## WORK REQUIRED
All lines in the data bearing the string "object" should be identified and copied.
——
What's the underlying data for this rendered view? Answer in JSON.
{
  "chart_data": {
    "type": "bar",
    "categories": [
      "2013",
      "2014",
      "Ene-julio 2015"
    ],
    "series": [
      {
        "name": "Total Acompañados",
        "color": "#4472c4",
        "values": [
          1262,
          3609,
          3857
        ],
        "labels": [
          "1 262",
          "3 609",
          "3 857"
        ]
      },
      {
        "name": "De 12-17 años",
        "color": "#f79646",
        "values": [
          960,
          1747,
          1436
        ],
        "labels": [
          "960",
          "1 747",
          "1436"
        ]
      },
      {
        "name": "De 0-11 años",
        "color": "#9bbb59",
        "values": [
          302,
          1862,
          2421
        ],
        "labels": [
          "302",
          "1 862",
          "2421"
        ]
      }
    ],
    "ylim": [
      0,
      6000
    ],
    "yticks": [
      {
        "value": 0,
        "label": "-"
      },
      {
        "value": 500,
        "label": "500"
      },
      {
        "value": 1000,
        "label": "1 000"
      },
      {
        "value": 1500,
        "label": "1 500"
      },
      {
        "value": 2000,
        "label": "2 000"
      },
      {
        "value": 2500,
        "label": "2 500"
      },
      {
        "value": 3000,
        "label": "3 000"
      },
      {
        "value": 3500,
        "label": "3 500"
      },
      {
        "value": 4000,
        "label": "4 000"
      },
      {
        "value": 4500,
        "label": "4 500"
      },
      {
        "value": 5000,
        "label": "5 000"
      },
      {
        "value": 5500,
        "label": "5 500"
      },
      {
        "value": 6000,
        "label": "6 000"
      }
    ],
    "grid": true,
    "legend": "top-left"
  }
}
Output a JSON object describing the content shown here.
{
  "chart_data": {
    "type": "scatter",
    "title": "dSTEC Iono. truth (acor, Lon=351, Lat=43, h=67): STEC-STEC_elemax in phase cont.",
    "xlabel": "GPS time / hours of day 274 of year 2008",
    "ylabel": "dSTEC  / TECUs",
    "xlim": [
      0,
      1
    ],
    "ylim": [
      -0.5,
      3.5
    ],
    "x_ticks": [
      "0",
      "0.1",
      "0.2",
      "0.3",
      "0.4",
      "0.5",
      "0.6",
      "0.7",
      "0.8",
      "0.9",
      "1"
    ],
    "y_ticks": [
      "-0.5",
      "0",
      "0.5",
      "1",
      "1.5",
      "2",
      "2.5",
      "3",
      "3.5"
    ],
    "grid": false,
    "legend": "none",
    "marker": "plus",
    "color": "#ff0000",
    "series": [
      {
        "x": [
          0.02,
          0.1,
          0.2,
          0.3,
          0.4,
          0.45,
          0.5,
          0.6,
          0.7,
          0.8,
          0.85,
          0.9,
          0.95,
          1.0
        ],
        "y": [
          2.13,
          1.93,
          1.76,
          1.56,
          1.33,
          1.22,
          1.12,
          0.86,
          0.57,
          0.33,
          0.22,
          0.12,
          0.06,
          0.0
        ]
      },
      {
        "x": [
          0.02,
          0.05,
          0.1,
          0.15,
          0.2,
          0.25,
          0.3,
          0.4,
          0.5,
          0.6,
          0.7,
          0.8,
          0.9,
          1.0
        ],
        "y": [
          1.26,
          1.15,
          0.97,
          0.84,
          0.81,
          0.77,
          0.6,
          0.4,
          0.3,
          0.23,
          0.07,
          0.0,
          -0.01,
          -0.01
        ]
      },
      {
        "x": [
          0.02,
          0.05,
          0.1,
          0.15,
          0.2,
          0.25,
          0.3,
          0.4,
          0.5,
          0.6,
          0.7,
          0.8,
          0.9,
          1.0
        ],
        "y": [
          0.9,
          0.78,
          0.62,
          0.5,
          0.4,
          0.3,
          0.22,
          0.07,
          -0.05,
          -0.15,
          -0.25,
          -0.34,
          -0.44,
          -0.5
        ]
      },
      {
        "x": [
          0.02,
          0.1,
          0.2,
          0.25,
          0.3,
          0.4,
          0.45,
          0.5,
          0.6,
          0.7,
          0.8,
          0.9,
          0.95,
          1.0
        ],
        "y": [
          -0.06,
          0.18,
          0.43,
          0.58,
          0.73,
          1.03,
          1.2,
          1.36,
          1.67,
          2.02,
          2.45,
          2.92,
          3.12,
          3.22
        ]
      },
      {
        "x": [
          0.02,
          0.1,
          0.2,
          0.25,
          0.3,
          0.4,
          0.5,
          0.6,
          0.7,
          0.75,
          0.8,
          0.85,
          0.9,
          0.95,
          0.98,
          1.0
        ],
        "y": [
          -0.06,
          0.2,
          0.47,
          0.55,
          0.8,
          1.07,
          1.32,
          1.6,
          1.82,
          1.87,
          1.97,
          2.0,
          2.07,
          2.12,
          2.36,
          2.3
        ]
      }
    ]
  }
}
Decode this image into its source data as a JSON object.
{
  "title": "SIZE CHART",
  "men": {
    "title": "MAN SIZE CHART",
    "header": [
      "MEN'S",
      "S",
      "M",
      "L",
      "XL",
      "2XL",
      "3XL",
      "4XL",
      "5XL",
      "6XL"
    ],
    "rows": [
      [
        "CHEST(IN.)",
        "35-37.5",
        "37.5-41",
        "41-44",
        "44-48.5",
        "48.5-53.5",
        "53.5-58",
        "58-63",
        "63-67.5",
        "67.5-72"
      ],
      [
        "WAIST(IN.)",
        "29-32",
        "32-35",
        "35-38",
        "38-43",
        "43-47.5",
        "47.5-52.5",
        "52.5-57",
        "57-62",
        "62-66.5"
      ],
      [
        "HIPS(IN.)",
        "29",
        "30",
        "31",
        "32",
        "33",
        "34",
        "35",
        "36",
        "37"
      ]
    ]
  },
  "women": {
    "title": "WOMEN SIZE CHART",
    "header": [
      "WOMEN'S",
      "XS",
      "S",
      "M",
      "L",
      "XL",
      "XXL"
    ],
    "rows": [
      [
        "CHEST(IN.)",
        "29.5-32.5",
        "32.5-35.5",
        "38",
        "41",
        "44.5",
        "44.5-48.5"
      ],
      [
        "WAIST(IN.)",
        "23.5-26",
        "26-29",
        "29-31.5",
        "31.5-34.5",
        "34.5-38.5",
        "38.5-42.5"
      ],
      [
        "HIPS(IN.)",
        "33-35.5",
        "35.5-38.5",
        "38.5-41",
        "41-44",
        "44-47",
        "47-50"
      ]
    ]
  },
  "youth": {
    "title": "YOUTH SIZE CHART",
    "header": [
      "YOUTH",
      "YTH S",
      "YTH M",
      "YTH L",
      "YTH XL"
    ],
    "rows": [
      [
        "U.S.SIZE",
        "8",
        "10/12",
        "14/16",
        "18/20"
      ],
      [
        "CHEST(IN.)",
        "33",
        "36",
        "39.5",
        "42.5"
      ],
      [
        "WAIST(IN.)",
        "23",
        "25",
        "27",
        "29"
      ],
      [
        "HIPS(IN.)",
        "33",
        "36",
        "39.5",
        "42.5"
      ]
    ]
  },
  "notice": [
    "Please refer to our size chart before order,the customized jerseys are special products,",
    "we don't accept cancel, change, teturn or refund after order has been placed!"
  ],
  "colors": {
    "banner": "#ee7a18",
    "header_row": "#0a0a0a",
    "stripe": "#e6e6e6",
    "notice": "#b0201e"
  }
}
——
## WORKED SOLUTION
Output a JSON object describing the content shown here.
Decode this image into its source data as a JSON object.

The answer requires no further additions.